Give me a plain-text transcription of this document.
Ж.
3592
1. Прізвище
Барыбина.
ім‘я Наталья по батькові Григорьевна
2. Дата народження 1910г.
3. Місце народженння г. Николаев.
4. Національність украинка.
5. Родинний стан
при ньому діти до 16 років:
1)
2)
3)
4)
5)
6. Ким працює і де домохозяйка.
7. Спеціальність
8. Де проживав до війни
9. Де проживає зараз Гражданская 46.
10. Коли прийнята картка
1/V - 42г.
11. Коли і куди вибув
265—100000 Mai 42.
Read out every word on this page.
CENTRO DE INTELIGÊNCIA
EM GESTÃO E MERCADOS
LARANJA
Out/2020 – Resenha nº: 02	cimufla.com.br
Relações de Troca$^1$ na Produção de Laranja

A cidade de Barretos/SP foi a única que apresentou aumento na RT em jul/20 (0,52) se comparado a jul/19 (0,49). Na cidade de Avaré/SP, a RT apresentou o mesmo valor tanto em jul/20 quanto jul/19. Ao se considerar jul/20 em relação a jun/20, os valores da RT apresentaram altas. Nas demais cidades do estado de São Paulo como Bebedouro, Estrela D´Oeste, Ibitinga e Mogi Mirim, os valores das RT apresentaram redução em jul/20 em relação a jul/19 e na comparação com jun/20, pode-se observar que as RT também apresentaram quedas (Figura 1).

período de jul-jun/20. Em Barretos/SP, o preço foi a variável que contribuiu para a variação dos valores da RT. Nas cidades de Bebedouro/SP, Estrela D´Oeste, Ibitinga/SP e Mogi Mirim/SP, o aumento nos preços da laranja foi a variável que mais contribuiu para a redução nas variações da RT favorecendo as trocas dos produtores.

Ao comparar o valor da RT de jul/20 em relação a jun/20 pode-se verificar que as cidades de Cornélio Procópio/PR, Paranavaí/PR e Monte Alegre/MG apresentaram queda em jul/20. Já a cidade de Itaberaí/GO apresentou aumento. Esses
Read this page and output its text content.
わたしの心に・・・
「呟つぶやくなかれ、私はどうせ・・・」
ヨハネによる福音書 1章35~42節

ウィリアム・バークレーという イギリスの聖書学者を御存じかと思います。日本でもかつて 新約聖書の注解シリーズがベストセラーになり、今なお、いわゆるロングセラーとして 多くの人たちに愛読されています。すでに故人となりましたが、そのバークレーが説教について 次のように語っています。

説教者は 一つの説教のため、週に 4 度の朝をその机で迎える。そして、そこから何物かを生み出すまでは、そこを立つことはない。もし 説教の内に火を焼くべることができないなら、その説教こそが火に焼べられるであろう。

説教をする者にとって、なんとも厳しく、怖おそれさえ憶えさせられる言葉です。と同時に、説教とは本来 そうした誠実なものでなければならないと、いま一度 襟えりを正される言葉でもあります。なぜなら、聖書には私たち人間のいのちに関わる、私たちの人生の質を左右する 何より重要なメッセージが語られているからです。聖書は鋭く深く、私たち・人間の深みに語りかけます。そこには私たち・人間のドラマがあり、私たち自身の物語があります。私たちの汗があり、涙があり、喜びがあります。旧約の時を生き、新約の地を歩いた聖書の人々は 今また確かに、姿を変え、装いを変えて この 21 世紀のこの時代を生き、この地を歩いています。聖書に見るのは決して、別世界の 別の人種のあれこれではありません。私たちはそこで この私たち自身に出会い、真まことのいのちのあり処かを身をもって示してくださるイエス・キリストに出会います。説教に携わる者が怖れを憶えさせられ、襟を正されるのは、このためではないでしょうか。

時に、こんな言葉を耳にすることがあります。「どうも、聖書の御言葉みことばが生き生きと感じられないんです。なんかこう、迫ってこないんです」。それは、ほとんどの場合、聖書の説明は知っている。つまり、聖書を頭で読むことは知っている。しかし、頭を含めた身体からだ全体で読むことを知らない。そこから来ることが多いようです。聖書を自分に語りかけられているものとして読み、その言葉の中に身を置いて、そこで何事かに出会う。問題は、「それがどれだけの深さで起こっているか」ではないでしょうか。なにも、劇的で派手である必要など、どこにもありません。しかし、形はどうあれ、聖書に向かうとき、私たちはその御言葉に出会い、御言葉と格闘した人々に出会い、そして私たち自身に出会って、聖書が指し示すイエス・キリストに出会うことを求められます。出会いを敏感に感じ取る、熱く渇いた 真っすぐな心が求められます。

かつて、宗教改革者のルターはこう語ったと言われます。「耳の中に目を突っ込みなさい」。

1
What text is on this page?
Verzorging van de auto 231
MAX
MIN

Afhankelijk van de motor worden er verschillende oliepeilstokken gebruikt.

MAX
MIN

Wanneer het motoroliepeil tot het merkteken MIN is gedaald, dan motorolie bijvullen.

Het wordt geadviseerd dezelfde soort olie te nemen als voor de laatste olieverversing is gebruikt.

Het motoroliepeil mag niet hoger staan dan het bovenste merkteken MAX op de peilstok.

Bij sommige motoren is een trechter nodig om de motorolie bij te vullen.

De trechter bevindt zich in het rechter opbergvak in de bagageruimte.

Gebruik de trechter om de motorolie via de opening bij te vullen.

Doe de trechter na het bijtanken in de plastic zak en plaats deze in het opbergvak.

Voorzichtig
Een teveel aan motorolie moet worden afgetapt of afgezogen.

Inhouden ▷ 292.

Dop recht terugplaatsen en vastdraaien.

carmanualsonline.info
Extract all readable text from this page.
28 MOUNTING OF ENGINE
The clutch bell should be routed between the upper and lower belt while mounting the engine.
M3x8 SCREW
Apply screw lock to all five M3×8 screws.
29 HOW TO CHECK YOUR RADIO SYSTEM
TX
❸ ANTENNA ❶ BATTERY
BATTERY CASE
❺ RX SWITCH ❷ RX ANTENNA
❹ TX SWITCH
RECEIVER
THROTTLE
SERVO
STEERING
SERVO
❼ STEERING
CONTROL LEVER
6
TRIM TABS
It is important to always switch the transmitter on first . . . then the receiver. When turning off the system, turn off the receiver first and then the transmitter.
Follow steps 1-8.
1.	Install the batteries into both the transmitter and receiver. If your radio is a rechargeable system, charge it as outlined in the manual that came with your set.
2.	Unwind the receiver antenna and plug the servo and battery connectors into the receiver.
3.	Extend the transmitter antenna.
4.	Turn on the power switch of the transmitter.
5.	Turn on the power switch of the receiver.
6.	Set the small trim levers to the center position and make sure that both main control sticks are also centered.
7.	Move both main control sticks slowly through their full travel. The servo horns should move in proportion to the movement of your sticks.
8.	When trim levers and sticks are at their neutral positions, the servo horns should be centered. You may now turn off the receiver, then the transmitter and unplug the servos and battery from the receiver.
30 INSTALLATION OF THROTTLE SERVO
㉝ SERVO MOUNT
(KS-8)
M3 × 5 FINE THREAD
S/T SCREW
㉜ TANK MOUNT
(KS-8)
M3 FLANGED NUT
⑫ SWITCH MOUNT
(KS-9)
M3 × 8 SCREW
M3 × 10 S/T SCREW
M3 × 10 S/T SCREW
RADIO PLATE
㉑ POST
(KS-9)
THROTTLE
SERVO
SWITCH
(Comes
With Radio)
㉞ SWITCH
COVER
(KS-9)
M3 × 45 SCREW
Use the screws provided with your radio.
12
----
[Short problem] Scan the lines for the string "merkteken". Copy out each line that matches.

[Exercise response]
Wanneer het motoroliepeil tot het merkteken MIN is gedaald, dan motorolie bijvullen.
Het motoroliepeil mag niet hoger staan dan het bovenste merkteken MAX op de peilstok.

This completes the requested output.